To be done
Copy each line of the data below with the word "http".

Information shown
▼

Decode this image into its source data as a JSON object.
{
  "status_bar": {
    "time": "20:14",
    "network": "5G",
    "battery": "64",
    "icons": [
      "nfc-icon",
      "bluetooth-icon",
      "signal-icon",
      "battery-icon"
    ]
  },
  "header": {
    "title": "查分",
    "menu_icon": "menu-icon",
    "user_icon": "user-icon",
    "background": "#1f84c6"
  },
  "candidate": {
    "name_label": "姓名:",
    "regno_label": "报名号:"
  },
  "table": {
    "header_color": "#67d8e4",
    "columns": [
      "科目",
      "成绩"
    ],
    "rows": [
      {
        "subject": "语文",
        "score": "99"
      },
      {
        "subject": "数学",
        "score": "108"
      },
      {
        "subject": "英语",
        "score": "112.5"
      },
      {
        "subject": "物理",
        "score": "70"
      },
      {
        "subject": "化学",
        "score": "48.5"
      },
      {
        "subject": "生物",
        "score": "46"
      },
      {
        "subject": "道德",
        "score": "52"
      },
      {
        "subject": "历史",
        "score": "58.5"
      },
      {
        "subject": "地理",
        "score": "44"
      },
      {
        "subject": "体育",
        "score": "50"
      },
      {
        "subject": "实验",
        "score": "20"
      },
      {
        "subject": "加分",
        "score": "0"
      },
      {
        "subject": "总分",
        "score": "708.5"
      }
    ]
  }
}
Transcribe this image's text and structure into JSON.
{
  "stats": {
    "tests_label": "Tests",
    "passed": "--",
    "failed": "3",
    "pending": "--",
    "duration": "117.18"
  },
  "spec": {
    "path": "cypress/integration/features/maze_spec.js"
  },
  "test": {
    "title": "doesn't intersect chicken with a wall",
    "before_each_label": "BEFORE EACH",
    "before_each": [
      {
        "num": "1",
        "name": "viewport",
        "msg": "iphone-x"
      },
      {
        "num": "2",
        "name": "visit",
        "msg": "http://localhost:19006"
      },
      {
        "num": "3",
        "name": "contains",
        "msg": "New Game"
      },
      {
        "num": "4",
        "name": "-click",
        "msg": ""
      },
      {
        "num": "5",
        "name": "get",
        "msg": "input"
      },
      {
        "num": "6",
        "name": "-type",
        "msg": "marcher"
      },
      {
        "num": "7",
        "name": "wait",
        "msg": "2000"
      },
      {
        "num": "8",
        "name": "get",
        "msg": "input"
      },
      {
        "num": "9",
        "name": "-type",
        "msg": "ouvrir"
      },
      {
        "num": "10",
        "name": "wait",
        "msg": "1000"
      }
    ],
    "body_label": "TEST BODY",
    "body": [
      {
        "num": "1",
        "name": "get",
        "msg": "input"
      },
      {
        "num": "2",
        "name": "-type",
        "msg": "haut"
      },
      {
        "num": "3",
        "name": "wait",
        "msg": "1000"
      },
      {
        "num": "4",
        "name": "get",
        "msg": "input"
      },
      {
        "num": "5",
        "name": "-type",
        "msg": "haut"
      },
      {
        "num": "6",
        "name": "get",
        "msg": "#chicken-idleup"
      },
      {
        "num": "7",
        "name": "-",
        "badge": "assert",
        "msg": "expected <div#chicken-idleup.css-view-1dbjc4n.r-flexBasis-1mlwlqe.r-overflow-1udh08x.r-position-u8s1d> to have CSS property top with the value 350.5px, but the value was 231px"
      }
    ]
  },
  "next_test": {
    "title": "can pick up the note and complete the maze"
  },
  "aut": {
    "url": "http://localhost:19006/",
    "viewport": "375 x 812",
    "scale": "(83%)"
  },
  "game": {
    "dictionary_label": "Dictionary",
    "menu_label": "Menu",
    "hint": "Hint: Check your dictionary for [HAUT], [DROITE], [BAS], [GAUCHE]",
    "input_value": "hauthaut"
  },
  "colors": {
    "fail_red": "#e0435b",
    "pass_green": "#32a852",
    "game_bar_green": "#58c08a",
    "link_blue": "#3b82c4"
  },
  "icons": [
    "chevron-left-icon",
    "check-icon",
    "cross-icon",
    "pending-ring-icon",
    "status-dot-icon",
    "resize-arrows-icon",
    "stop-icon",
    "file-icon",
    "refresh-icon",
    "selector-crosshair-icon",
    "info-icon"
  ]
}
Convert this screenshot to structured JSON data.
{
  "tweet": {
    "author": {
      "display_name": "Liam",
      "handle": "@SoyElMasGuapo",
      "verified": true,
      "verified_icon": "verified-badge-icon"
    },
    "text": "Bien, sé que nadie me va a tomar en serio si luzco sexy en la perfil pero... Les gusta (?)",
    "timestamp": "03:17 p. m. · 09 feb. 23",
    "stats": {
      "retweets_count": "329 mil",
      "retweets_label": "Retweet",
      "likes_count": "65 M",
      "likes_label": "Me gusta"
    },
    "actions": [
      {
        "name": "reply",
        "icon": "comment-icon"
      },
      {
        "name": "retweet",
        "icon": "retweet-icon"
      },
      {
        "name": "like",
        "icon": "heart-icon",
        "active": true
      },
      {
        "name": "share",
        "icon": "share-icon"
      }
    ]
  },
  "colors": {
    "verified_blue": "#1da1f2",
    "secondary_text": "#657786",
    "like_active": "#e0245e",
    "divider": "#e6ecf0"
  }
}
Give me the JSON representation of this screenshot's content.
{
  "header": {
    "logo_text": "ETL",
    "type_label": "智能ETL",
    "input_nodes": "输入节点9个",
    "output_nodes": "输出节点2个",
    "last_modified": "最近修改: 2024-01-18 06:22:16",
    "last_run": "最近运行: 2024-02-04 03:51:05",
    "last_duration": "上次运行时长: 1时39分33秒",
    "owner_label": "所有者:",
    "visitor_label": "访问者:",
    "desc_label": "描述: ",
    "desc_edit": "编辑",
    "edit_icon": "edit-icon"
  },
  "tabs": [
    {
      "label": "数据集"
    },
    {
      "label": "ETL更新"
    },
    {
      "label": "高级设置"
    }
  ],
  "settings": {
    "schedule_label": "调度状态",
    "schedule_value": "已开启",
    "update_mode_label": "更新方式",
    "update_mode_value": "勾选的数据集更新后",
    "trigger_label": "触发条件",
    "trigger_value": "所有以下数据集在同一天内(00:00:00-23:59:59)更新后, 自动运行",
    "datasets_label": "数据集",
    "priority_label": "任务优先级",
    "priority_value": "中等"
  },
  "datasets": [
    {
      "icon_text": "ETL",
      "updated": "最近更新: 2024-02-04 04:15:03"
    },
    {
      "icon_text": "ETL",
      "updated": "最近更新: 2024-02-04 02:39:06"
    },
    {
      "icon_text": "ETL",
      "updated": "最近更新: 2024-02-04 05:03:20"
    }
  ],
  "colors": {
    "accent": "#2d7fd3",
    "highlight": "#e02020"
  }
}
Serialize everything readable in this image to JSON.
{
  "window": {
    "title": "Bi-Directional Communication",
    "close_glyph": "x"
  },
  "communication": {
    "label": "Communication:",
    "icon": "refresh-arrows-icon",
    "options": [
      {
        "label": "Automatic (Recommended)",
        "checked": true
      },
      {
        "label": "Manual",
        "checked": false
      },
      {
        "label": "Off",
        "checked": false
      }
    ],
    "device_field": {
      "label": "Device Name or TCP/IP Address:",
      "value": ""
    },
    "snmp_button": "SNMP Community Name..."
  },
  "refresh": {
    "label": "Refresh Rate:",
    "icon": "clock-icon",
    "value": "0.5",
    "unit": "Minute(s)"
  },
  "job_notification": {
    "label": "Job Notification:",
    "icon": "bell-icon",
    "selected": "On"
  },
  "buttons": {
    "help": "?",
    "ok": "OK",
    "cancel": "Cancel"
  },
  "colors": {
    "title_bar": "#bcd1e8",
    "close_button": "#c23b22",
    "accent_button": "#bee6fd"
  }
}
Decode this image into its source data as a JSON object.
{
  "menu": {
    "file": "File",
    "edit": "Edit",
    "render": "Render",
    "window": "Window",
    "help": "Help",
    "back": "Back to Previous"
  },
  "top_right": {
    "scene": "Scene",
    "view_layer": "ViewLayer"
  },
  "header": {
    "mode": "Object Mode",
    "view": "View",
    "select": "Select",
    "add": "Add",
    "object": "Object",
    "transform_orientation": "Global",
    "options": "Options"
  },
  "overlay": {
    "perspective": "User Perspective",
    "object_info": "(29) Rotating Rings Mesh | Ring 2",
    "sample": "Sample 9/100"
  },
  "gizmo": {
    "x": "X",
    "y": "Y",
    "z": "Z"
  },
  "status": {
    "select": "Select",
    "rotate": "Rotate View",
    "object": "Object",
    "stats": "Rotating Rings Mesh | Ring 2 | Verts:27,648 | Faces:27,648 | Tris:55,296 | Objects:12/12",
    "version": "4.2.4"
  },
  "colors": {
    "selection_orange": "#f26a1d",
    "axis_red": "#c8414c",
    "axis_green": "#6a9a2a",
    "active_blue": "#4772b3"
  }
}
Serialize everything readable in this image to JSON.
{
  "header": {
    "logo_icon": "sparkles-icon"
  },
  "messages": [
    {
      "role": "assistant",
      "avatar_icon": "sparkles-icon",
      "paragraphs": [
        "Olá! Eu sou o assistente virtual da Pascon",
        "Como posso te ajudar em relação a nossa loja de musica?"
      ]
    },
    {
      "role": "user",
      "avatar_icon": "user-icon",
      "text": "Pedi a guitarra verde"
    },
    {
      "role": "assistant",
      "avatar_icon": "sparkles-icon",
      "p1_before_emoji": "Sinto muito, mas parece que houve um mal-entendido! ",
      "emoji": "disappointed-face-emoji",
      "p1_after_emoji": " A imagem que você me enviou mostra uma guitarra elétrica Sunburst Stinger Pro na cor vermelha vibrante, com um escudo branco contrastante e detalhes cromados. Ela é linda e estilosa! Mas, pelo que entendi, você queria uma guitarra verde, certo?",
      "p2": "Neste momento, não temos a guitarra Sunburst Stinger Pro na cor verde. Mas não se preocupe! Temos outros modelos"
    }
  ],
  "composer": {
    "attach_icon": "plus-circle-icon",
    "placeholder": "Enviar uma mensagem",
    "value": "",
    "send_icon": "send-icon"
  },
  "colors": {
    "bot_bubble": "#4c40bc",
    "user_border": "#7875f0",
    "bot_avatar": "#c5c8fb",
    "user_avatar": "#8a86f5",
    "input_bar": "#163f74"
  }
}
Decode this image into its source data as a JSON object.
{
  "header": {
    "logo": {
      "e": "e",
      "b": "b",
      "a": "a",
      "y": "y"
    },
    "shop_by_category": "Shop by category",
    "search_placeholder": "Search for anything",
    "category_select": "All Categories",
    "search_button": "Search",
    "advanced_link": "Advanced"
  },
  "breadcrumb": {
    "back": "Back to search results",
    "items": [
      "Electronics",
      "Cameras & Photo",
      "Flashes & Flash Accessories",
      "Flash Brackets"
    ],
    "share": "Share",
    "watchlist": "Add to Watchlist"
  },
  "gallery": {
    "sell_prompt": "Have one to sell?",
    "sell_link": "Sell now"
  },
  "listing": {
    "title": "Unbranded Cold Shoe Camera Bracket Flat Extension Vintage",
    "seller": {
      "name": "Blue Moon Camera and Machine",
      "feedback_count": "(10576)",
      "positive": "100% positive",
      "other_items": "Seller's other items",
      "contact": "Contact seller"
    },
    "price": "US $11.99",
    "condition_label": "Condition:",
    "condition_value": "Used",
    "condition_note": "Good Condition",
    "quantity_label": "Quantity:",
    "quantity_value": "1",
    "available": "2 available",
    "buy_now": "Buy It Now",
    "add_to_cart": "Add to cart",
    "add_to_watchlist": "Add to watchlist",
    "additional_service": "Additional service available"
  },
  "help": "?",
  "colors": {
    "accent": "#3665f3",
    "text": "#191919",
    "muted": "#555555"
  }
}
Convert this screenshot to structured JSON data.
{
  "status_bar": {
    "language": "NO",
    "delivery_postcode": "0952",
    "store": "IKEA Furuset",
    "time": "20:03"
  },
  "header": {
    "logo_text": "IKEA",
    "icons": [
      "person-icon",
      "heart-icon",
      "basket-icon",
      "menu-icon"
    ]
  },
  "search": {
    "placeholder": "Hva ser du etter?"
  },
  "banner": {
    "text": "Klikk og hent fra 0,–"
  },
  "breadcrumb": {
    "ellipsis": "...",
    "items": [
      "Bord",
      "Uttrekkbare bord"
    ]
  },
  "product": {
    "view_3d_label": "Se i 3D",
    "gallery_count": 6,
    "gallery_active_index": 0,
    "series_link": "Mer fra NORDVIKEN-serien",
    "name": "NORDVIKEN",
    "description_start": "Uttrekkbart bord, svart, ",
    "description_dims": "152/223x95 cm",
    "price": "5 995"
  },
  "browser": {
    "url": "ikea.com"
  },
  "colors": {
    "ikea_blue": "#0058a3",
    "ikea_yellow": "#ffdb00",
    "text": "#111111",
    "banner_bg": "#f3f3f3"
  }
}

▲

Output
        "msg": "http://localhost:19006"
    "url": "http://localhost:19006/",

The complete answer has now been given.